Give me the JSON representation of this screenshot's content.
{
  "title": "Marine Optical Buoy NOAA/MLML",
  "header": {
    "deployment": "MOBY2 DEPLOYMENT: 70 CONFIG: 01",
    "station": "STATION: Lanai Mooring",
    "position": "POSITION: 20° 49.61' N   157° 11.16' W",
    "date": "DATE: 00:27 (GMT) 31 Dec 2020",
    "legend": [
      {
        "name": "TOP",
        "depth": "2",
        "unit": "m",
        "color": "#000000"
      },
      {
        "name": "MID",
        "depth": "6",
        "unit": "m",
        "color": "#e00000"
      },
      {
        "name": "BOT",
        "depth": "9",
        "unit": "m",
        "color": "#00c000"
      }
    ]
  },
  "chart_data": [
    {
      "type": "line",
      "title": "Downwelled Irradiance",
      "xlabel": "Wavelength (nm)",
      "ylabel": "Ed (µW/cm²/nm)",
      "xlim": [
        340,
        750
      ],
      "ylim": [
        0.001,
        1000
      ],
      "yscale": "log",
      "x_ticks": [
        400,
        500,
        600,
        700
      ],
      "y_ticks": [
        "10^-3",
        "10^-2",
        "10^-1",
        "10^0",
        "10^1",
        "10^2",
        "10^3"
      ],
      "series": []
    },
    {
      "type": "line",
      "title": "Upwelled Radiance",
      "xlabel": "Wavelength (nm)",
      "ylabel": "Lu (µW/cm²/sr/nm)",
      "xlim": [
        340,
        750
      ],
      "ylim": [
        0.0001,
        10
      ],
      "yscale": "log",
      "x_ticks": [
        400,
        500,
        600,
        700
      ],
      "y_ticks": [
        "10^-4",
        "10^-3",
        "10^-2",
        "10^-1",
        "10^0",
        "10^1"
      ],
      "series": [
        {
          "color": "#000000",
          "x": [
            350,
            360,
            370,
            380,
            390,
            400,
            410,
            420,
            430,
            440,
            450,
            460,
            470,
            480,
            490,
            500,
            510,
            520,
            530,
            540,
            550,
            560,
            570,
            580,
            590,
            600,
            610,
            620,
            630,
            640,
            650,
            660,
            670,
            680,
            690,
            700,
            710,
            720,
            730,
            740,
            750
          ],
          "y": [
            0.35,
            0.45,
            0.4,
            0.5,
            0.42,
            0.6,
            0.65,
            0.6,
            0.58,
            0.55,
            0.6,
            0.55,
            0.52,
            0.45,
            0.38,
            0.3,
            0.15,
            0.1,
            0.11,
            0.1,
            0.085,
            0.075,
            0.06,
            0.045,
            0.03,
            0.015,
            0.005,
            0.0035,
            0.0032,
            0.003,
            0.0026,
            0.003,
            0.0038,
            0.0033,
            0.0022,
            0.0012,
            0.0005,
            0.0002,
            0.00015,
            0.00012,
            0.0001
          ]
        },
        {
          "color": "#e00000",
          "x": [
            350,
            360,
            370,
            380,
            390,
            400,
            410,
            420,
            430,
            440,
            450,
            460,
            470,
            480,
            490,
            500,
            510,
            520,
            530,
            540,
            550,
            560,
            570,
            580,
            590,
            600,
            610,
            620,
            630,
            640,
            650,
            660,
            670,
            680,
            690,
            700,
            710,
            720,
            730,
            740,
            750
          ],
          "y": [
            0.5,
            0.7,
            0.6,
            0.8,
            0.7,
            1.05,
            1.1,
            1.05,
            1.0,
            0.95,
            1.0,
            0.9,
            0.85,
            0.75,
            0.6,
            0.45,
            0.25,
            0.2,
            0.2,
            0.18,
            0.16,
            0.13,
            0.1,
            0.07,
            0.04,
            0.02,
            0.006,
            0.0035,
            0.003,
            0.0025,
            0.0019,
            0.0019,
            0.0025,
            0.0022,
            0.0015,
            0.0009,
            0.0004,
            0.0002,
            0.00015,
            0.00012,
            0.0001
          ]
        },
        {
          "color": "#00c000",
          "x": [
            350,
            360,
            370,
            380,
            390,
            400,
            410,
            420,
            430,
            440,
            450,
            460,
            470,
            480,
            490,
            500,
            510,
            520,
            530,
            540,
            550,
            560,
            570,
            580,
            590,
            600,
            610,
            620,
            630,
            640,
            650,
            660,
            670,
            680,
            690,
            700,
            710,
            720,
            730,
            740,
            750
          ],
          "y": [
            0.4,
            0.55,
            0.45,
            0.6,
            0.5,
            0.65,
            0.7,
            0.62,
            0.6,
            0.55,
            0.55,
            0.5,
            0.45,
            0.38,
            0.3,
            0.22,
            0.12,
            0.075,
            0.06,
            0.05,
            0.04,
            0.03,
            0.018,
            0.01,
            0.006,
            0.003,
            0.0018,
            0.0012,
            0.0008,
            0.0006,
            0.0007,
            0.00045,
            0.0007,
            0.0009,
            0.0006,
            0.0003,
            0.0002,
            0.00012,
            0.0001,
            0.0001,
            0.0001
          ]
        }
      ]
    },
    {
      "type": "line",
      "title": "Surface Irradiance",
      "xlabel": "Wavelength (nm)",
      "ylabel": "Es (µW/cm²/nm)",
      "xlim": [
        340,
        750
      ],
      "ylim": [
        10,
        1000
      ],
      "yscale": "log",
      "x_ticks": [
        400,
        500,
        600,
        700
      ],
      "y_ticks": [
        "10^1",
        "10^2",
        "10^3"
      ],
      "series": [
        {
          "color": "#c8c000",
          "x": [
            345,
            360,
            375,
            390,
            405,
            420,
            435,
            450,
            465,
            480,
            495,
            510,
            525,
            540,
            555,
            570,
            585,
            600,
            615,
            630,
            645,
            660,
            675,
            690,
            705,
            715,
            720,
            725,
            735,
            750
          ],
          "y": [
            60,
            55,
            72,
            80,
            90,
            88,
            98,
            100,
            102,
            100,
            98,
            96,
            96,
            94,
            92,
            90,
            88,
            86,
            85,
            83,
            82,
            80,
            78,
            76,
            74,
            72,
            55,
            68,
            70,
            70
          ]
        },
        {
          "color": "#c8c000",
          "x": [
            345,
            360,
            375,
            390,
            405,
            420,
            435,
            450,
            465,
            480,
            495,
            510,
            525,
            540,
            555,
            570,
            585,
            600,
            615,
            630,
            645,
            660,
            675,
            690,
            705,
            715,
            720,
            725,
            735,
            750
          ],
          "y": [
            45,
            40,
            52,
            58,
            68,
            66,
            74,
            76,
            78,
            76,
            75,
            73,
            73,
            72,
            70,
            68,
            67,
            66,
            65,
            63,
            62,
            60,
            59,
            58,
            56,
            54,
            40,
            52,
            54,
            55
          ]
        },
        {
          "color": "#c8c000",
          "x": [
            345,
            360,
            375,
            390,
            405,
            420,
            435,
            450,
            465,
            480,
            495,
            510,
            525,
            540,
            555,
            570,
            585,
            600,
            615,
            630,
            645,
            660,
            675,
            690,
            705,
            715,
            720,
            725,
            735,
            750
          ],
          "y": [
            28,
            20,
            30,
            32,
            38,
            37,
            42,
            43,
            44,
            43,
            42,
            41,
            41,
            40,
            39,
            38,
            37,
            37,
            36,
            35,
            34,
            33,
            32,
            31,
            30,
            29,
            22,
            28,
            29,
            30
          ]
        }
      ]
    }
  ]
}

● SHORT TASK
Generate an exact reproduction of all entries.

● RESPONSE TO THE EXERCISE
Give me the JSON representation of this screenshot's content.
{
  "title": "Marine Optical Buoy NOAA/MLML",
  "header": {
    "deployment": "MOBY2 DEPLOYMENT: 70 CONFIG: 01",
    "station": "STATION: Lanai Mooring",
    "position": "POSITION: 20° 49.61' N   157° 11.16' W",
    "date": "DATE: 00:27 (GMT) 31 Dec 2020",
    "legend": [
      {
        "name": "TOP",
        "depth": "2",
        "unit": "m",
        "color": "#000000"
      },
      {
        "name": "MID",
        "depth": "6",
        "unit": "m",
        "color": "#e00000"
      },
      {
        "name": "BOT",
        "depth": "9",
        "unit": "m",
        "color": "#00c000"
      }
    ]
  },
  "chart_data": [
    {
      "type": "line",
      "title": "Downwelled Irradiance",
      "xlabel": "Wavelength (nm)",
      "ylabel": "Ed (µW/cm²/nm)",
      "xlim": [
        340,
        750
      ],
      "ylim": [
        0.001,
        1000
      ],
      "yscale": "log",
      "x_ticks": [
        400,
        500,
        600,
        700
      ],
      "y_ticks": [
        "10^-3",
        "10^-2",
        "10^-1",
        "10^0",
        "10^1",
        "10^2",
        "10^3"
      ],
      "series": []
    },
    {
      "type": "line",
      "title": "Upwelled Radiance",
      "xlabel": "Wavelength (nm)",
      "ylabel": "Lu (µW/cm²/sr/nm)",
      "xlim": [
        340,
        750
      ],
      "ylim": [
        0.0001,
        10
      ],
      "yscale": "log",
      "x_ticks": [
        400,
        500,
        600,
        700
      ],
      "y_ticks": [
        "10^-4",
        "10^-3",
        "10^-2",
        "10^-1",
        "10^0",
        "10^1"
      ],
      "series": [
        {
          "color": "#000000",
          "x": [
            350,
            360,
            370,
            380,
            390,
            400,
            410,
            420,
            430,
            440,
            450,
            460,
            470,
            480,
            490,
            500,
            510,
            520,
            530,
            540,
            550,
            560,
            570,
            580,
            590,
            600,
            610,
            620,
            630,
            640,
            650,
            660,
            670,
            680,
            690,
            700,
            710,
            720,
            730,
            740,
            750
          ],
          "y": [
            0.35,
            0.45,
            0.4,
            0.5,
            0.42,
            0.6,
            0.65,
            0.6,
            0.58,
            0.55,
            0.6,
            0.55,
            0.52,
            0.45,
            0.38,
            0.3,
            0.15,
            0.1,
            0.11,
            0.1,
            0.085,
            0.075,
            0.06,
            0.045,
            0.03,
            0.015,
            0.005,
            0.0035,
            0.0032,
            0.003,
            0.0026,
            0.003,
            0.0038,
            0.0033,
            0.0022,
            0.0012,
            0.0005,
            0.0002,
            0.00015,
            0.00012,
            0.0001
          ]
        },
        {
          "color": "#e00000",
          "x": [
            350,
            360,
            370,
            380,
            390,
            400,
            410,
            420,
            430,
            440,
            450,
            460,
            470,
            480,
            490,
            500,
            510,
            520,
            530,
            540,
            550,
            560,
            570,
            580,
            590,
            600,
            610,
            620,
            630,
            640,
            650,
            660,
            670,
            680,
            690,
            700,
            710,
            720,
            730,
            740,
            750
          ],
          "y": [
            0.5,
            0.7,
            0.6,
            0.8,
            0.7,
            1.05,
            1.1,
            1.05,
            1.0,
            0.95,
            1.0,
            0.9,
            0.85,
            0.75,
            0.6,
            0.45,
            0.25,
            0.2,
            0.2,
            0.18,
            0.16,
            0.13,
            0.1,
            0.07,
            0.04,
            0.02,
            0.006,
            0.0035,
            0.003,
            0.0025,
            0.0019,
            0.0019,
            0.0025,
            0.0022,
            0.0015,
            0.0009,
            0.0004,
            0.0002,
            0.00015,
            0.00012,
            0.0001
          ]
        },
        {
          "color": "#00c000",
          "x": [
            350,
            360,
            370,
            380,
            390,
            400,
            410,
            420,
            430,
            440,
            450,
            460,
            470,
            480,
            490,
            500,
            510,
            520,
            530,
            540,
            550,
            560,
            570,
            580,
            590,
            600,
            610,
            620,
            630,
            640,
            650,
            660,
            670,
            680,
            690,
            700,
            710,
            720,
            730,
            740,
            750
          ],
          "y": [
            0.4,
            0.55,
            0.45,
            0.6,
            0.5,
            0.65,
            0.7,
            0.62,
            0.6,
            0.55,
            0.55,
            0.5,
            0.45,
            0.38,
            0.3,
            0.22,
            0.12,
            0.075,
            0.06,
            0.05,
            0.04,
            0.03,
            0.018,
            0.01,
            0.006,
            0.003,
            0.0018,
            0.0012,
            0.0008,
            0.0006,
            0.0007,
            0.00045,
            0.0007,
            0.0009,
            0.0006,
            0.0003,
            0.0002,
            0.00012,
            0.0001,
            0.0001,
            0.0001
          ]
        }
      ]
    },
    {
      "type": "line",
      "title": "Surface Irradiance",
      "xlabel": "Wavelength (nm)",
      "ylabel": "Es (µW/cm²/nm)",
      "xlim": [
        340,
        750
      ],
      "ylim": [
        10,
        1000
      ],
      "yscale": "log",
      "x_ticks": [
        400,
        500,
        600,
        700
      ],
      "y_ticks": [
        "10^1",
        "10^2",
        "10^3"
      ],
      "series": [
        {
          "color": "#c8c000",
          "x": [
            345,
            360,
            375,
            390,
            405,
            420,
            435,
            450,
            465,
            480,
            495,
            510,
            525,
            540,
            555,
            570,
            585,
            600,
            615,
            630,
            645,
            660,
            675,
            690,
            705,
            715,
            720,
            725,
            735,
            750
          ],
          "y": [
            60,
            55,
            72,
            80,
            90,
            88,
            98,
            100,
            102,
            100,
            98,
            96,
            96,
            94,
            92,
            90,
            88,
            86,
            85,
            83,
            82,
            80,
            78,
            76,
            74,
            72,
            55,
            68,
            70,
            70
          ]
        },
        {
          "color": "#c8c000",
          "x": [
            345,
            360,
            375,
            390,
            405,
            420,
            435,
            450,
            465,
            480,
            495,
            510,
            525,
            540,
            555,
            570,
            585,
            600,
            615,
            630,
            645,
            660,
            675,
            690,
            705,
            715,
            720,
            725,
            735,
            750
          ],
          "y": [
            45,
            40,
            52,
            58,
            68,
            66,
            74,
            76,
            78,
            76,
            75,
            73,
            73,
            72,
            70,
            68,
            67,
            66,
            65,
            63,
            62,
            60,
            59,
            58,
            56,
            54,
            40,
            52,
            54,
            55
          ]
        },
        {
          "color": "#c8c000",
          "x": [
            345,
            360,
            375,
            390,
            405,
            420,
            435,
            450,
            465,
            480,
            495,
            510,
            525,
            540,
            555,
            570,
            585,
            600,
            615,
            630,
            645,
            660,
            675,
            690,
            705,
            715,
            720,
            725,
            735,
            750
          ],
          "y": [
            28,
            20,
            30,
            32,
            38,
            37,
            42,
            43,
            44,
            43,
            42,
            41,
            41,
            40,
            39,
            38,
            37,
            37,
            36,
            35,
            34,
            33,
            32,
            31,
            30,
            29,
            22,
            28,
            29,
            30
          ]
        }
      ]
    }
  ]
}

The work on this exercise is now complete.